(A run of records)
········
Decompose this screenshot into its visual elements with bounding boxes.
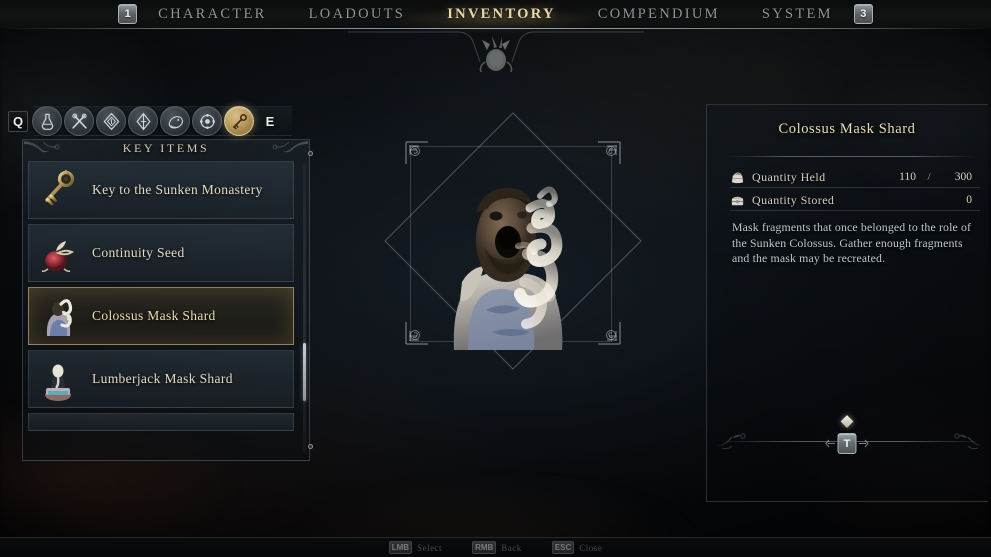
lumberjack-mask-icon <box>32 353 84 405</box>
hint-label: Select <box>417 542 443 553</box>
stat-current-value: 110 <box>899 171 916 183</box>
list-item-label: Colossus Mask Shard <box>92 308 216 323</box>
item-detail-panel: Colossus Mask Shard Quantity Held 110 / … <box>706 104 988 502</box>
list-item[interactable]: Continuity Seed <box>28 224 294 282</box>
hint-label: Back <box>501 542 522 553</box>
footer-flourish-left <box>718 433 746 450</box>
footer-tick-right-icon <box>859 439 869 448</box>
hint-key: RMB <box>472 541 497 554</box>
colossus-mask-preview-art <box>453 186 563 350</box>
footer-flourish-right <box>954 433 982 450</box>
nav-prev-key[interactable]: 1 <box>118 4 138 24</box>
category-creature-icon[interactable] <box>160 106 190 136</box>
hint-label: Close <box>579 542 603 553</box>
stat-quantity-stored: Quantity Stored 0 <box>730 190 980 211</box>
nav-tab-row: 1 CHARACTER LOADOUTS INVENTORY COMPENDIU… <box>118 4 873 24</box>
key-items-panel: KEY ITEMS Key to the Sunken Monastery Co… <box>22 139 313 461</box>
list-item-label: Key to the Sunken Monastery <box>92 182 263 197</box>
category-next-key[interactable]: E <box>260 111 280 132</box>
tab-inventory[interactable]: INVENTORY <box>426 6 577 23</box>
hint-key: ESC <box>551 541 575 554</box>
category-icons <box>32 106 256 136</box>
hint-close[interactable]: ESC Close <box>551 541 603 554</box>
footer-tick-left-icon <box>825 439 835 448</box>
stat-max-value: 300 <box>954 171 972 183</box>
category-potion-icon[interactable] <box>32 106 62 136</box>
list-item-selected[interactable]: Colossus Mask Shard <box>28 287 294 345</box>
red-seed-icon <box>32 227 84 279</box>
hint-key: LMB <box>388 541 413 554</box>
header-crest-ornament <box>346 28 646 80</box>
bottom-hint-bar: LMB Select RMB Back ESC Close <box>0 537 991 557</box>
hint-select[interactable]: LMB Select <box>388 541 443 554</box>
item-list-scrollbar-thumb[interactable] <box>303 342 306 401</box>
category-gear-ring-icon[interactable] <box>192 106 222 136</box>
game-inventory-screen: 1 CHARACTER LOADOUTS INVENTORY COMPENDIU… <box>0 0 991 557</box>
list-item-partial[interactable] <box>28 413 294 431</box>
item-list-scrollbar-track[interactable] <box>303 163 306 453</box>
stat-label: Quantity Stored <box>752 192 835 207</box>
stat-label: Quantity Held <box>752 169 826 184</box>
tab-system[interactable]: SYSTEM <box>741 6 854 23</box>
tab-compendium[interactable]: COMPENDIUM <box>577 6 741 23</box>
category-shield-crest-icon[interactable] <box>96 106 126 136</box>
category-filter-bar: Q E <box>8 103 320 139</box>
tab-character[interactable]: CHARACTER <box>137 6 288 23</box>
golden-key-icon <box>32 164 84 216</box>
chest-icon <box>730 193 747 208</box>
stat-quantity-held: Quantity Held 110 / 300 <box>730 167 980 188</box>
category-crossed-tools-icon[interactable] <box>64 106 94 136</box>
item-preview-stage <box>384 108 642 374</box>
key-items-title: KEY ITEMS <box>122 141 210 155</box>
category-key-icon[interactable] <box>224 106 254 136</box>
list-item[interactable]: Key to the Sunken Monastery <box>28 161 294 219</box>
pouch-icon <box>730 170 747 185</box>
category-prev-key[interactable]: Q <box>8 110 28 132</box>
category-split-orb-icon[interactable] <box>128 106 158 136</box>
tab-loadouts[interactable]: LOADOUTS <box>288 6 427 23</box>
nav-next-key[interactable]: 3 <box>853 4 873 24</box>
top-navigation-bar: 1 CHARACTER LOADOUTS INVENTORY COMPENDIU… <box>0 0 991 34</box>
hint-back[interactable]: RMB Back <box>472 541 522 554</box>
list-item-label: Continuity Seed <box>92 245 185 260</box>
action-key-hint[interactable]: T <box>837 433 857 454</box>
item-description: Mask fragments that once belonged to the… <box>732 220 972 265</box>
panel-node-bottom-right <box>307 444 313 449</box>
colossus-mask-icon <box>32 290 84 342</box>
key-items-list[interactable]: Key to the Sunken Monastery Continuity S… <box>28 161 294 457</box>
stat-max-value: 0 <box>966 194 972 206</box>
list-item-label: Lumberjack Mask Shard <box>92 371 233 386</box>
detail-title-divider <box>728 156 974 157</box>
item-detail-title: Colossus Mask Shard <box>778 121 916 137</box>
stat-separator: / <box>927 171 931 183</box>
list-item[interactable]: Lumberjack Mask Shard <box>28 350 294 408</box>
········
Find each line in the items above that contains the string "title", with case counting, and copy those lines out.

key-items-title: KEY ITEMS <box>122 141 210 155</box>
detail-title-divider <box>728 156 974 157</box>
item-detail-title: Colossus Mask Shard <box>778 121 916 137</box>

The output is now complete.